(Saved entries)
[start]

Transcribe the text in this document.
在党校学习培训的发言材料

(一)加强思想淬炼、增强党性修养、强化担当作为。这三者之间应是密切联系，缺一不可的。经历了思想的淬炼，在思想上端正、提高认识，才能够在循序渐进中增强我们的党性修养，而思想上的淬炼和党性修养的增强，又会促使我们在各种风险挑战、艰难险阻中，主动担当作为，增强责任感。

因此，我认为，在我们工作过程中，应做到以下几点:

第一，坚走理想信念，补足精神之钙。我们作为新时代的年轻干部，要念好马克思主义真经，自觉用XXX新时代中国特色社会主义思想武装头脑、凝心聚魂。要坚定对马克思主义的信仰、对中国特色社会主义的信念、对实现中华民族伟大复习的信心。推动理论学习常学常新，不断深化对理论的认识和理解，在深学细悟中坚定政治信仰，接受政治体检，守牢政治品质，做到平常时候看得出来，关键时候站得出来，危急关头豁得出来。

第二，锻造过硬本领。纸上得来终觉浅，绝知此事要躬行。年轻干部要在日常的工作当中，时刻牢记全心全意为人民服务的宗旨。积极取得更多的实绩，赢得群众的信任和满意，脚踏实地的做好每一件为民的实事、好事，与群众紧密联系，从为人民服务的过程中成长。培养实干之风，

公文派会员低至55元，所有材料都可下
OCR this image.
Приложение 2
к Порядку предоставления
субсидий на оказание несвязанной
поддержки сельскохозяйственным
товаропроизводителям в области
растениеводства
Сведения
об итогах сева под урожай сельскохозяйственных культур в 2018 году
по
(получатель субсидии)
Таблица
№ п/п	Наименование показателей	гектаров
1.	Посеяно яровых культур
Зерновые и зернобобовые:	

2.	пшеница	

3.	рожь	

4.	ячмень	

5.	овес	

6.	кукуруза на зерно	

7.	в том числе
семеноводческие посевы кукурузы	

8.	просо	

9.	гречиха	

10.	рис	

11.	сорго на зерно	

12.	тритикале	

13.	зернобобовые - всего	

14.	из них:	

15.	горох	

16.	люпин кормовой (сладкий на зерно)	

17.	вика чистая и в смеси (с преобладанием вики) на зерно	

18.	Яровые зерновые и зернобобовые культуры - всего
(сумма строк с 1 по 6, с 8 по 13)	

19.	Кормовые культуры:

[end]

# AIM
Copy the records above exactly as they appear.

# ANSWER IN FULL
Transcribe the text in this document.
在党校学习培训的发言材料

(一)加强思想淬炼、增强党性修养、强化担当作为。这三者之间应是密切联系，缺一不可的。经历了思想的淬炼，在思想上端正、提高认识，才能够在循序渐进中增强我们的党性修养，而思想上的淬炼和党性修养的增强，又会促使我们在各种风险挑战、艰难险阻中，主动担当作为，增强责任感。

因此，我认为，在我们工作过程中，应做到以下几点:

第一，坚走理想信念，补足精神之钙。我们作为新时代的年轻干部，要念好马克思主义真经，自觉用XXX新时代中国特色社会主义思想武装头脑、凝心聚魂。要坚定对马克思主义的信仰、对中国特色社会主义的信念、对实现中华民族伟大复习的信心。推动理论学习常学常新，不断深化对理论的认识和理解，在深学细悟中坚定政治信仰，接受政治体检，守牢政治品质，做到平常时候看得出来，关键时候站得出来，危急关头豁得出来。

第二，锻造过硬本领。纸上得来终觉浅，绝知此事要躬行。年轻干部要在日常的工作当中，时刻牢记全心全意为人民服务的宗旨。积极取得更多的实绩，赢得群众的信任和满意，脚踏实地的做好每一件为民的实事、好事，与群众紧密联系，从为人民服务的过程中成长。培养实干之风，

公文派会员低至55元，所有材料都可下
OCR this image.
Приложение 2
к Порядку предоставления
субсидий на оказание несвязанной
поддержки сельскохозяйственным
товаропроизводителям в области
растениеводства
Сведения
об итогах сева под урожай сельскохозяйственных культур в 2018 году
по
(получатель субсидии)
Таблица
№ п/п	Наименование показателей	гектаров
1.	Посеяно яровых культур
Зерновые и зернобобовые:	

2.	пшеница	

3.	рожь	

4.	ячмень	

5.	овес	

6.	кукуруза на зерно	

7.	в том числе
семеноводческие посевы кукурузы	

8.	просо	

9.	гречиха	

10.	рис	

11.	сорго на зерно	

12.	тритикале	

13.	зернобобовые - всего	

14.	из них:	

15.	горох	

16.	люпин кормовой (сладкий на зерно)	

17.	вика чистая и в смеси (с преобладанием вики) на зерно	

18.	Яровые зерновые и зернобобовые культуры - всего
(сумма строк с 1 по 6, с 8 по 13)	

19.	Кормовые культуры:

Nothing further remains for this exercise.